> PAGE
____

Prenez place mes frères, dans la description du rite de décision, faite par l'anthropologue, peut paraître pour le profane analogue au début du rite d'ouverture maçonnique. Nous sommes dans les deux cas en présence d'une communauté fraternelle qui se réunie selon un rite établi, et qui se transmet. Le chef de tribu ou le vénérable placé à l'est, invites les frères à participer aux travaux selon la même phrase : "Prenez place mes frères". Mais là s'arrête la comparaison. Car les uns se voient convier par la coutume ancestrale et primitive à se réunir pour décider librement des affaires communautaires. Les autres choisissent librement de se réunir pour apprendre à évoluer vers la sérénité en compagnie d'autres frères.
Car il y a un instant encore, nous étions pris par le mouvement de la vie ordinaire, comme nous le sommes si souvent. Nous étions au service de nous même, de l'ego, avec notre volonté de nous affirmer, notre avidité, notre désir de puissance et parfois même, notre course à la renommée.
Nous vivions dans un monde profane, avec des attitudes, un esprit et des émotions profanes. Tout ce que fait un homme ordinaire ne peut qu'être ordinaire, y compris lorsqu'il défend la veuve et l'orphelin, y compris lorsqu'il prie ou qu'il contribue au développement de la cellule familiale.

____

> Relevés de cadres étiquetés

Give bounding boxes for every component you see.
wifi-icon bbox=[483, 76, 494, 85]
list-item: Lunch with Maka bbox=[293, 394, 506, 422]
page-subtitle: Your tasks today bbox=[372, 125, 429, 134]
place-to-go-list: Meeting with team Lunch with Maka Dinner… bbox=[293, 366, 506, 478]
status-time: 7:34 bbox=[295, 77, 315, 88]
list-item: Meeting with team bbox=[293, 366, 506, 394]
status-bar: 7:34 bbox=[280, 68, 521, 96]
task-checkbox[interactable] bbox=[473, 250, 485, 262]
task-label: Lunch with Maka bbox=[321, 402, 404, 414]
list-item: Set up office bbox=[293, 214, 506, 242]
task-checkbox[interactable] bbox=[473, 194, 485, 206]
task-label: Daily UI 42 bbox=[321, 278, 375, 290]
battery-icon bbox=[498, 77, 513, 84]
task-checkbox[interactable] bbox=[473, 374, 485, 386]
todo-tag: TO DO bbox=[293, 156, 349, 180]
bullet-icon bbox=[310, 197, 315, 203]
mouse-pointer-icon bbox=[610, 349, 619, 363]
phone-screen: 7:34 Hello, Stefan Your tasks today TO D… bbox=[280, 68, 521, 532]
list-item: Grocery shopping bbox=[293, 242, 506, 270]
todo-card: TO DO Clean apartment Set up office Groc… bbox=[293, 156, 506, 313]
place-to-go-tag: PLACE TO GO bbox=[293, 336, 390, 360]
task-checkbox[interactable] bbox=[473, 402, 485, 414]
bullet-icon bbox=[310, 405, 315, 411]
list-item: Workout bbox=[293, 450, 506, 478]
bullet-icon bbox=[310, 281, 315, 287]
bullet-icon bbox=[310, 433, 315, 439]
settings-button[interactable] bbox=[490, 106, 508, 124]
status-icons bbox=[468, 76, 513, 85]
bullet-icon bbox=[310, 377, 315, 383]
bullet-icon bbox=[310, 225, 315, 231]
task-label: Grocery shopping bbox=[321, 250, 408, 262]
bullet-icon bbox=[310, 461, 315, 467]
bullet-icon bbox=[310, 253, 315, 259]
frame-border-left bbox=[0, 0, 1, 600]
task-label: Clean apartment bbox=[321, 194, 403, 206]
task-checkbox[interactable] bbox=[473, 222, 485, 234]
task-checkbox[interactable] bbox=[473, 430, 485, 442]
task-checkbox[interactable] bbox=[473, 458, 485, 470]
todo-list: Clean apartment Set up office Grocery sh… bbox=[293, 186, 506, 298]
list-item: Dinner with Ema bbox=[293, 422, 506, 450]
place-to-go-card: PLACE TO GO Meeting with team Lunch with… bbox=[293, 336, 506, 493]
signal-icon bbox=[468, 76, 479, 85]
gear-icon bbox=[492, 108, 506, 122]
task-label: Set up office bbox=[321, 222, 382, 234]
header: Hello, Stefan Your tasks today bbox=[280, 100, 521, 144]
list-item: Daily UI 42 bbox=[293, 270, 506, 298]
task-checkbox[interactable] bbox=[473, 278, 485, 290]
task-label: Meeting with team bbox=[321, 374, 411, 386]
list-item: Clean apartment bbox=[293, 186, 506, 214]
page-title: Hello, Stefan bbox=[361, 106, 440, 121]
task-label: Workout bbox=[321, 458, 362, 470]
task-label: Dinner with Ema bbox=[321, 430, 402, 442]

____

> ÉNONCÉ A
Dans le texte sur le rite d'ouverture maçonnique, énumérez tout ce qui accompagne le fait d'être « au service de nous même, de l'ego ».
> ÉNONCÉ B
Prolongez le texte sur le rite d'ouverture maçonnique à la suite de sa dernière phrase.

> RÉSULTAT A
- notre volonté de nous affirmer
- notre avidité
- notre désir de puissance
- notre course à la renommée

> RÉSULTAT B
Pourtant, quelquefois, pris de vertige, nous nous demandons : "Qui suis-je?" Devant l'absence de réponse le doute nous envahit. La prise de conscience de ce tumulte nous irrite mais nous rattache à des instants de bonheur intense, des instants d'une qualité particulièrement radieuse où une joie infinie manifeste en nous une étrange réalité. D'où viennent ces moments fugitifs qui prennent une importance fondamentale dans notre vie, et comment retrouver cet état d'Etre dans lequel nous étions si paisibles, si plein d'une parcelle d'univers lumineux ?
C'est pour répondre à cette sollicitation mystérieuse et profonde, mal définie, vague, et qui nous interpelle fortement que, librement nous nous mettons en route sur le chemin. Sentant confusément que nous sommes plus que ce que nous exprimons ordinairement, nous cherchons une ouverture vers l'Etre essentiel, vers la vie harmonieuse, vers une réalité transcendantale et venons frapper à la porte de la sagesse. Cette porte étroite, ce passage intérieur exige une répétition constante, une pratique maintes fois expérimentée et un perfectionnement longuement travaillé.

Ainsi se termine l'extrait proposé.